> Data provided
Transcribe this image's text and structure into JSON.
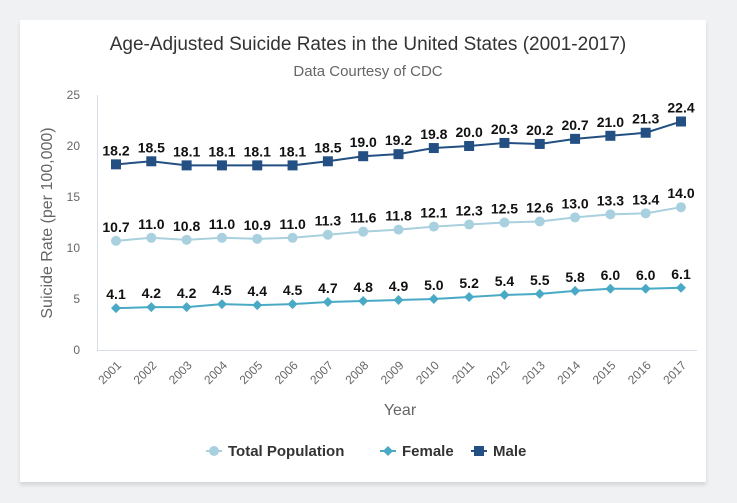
{
  "chart_data": {
    "type": "line",
    "title": "Age-Adjusted Suicide Rates in the United States (2001-2017)",
    "subtitle": "Data Courtesy of CDC",
    "xlabel": "Year",
    "ylabel": "Suicide Rate (per 100,000)",
    "ylim": [
      0,
      25
    ],
    "yticks": [
      0,
      5,
      10,
      15,
      20,
      25
    ],
    "grid": false,
    "legend_position": "bottom-center",
    "categories": [
      "2001",
      "2002",
      "2003",
      "2004",
      "2005",
      "2006",
      "2007",
      "2008",
      "2009",
      "2010",
      "2011",
      "2012",
      "2013",
      "2014",
      "2015",
      "2016",
      "2017"
    ],
    "series": [
      {
        "name": "Total Population",
        "marker": "circle",
        "color": "#a8d0de",
        "values": [
          10.7,
          11.0,
          10.8,
          11.0,
          10.9,
          11.0,
          11.3,
          11.6,
          11.8,
          12.1,
          12.3,
          12.5,
          12.6,
          13.0,
          13.3,
          13.4,
          14.0
        ]
      },
      {
        "name": "Female",
        "marker": "diamond",
        "color": "#4aaac6",
        "values": [
          4.1,
          4.2,
          4.2,
          4.5,
          4.4,
          4.5,
          4.7,
          4.8,
          4.9,
          5.0,
          5.2,
          5.4,
          5.5,
          5.8,
          6.0,
          6.0,
          6.1
        ]
      },
      {
        "name": "Male",
        "marker": "square",
        "color": "#234f82",
        "values": [
          18.2,
          18.5,
          18.1,
          18.1,
          18.1,
          18.1,
          18.5,
          19.0,
          19.2,
          19.8,
          20.0,
          20.3,
          20.2,
          20.7,
          21.0,
          21.3,
          22.4
        ]
      }
    ]
  }
}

> Set exercise
Transcribe the records above exactly, leaving out every picture.

> Finished task
Transcribe this image's text and structure into JSON.
{
  "chart_data": {
    "type": "line",
    "title": "Age-Adjusted Suicide Rates in the United States (2001-2017)",
    "subtitle": "Data Courtesy of CDC",
    "xlabel": "Year",
    "ylabel": "Suicide Rate (per 100,000)",
    "ylim": [
      0,
      25
    ],
    "yticks": [
      0,
      5,
      10,
      15,
      20,
      25
    ],
    "grid": false,
    "legend_position": "bottom-center",
    "categories": [
      "2001",
      "2002",
      "2003",
      "2004",
      "2005",
      "2006",
      "2007",
      "2008",
      "2009",
      "2010",
      "2011",
      "2012",
      "2013",
      "2014",
      "2015",
      "2016",
      "2017"
    ],
    "series": [
      {
        "name": "Total Population",
        "marker": "circle",
        "color": "#a8d0de",
        "values": [
          10.7,
          11.0,
          10.8,
          11.0,
          10.9,
          11.0,
          11.3,
          11.6,
          11.8,
          12.1,
          12.3,
          12.5,
          12.6,
          13.0,
          13.3,
          13.4,
          14.0
        ]
      },
      {
        "name": "Female",
        "marker": "diamond",
        "color": "#4aaac6",
        "values": [
          4.1,
          4.2,
          4.2,
          4.5,
          4.4,
          4.5,
          4.7,
          4.8,
          4.9,
          5.0,
          5.2,
          5.4,
          5.5,
          5.8,
          6.0,
          6.0,
          6.1
        ]
      },
      {
        "name": "Male",
        "marker": "square",
        "color": "#234f82",
        "values": [
          18.2,
          18.5,
          18.1,
          18.1,
          18.1,
          18.1,
          18.5,
          19.0,
          19.2,
          19.8,
          20.0,
          20.3,
          20.2,
          20.7,
          21.0,
          21.3,
          22.4
        ]
      }
    ]
  }
}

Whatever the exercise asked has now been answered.